### PROMPT
Locate each line with the string "faoliyatlar" in the listing below and copy it.

[Begin]

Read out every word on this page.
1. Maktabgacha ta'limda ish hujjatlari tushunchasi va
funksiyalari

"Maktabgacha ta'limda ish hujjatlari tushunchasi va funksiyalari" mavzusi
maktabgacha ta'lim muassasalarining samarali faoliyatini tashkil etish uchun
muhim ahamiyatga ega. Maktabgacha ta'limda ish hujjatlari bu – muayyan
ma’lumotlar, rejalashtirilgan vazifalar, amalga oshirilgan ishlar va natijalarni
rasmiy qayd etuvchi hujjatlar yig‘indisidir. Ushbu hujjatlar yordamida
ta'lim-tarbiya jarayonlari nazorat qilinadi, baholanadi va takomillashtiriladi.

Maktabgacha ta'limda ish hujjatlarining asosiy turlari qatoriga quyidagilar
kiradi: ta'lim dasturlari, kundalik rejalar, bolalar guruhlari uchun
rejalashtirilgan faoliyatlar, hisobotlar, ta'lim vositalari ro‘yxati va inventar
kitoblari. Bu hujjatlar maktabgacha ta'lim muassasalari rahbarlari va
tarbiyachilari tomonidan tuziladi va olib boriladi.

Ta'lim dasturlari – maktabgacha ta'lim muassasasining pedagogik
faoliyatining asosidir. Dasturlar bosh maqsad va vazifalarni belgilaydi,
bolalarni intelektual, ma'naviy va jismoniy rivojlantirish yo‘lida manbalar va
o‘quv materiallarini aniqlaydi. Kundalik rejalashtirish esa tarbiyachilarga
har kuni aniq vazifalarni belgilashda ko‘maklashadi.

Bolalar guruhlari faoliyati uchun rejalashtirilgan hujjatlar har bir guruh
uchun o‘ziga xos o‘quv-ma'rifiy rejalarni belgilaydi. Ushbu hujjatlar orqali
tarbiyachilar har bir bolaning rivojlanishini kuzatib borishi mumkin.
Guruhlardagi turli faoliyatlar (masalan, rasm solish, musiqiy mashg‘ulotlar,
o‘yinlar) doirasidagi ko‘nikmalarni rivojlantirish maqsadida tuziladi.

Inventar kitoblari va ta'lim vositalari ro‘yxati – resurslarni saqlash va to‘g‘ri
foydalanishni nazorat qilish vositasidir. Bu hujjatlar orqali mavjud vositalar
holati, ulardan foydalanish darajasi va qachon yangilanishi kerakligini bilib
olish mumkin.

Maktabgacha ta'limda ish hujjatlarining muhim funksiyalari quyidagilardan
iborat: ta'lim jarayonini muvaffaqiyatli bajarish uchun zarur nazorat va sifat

[End]

### SOLUTION TO THE PROBLEM
rejalashtirilgan faoliyatlar, hisobotlar, ta'lim vositalari ro‘yxati va inventar
Guruhlardagi turli faoliyatlar (masalan, rasm solish, musiqiy mashg‘ulotlar,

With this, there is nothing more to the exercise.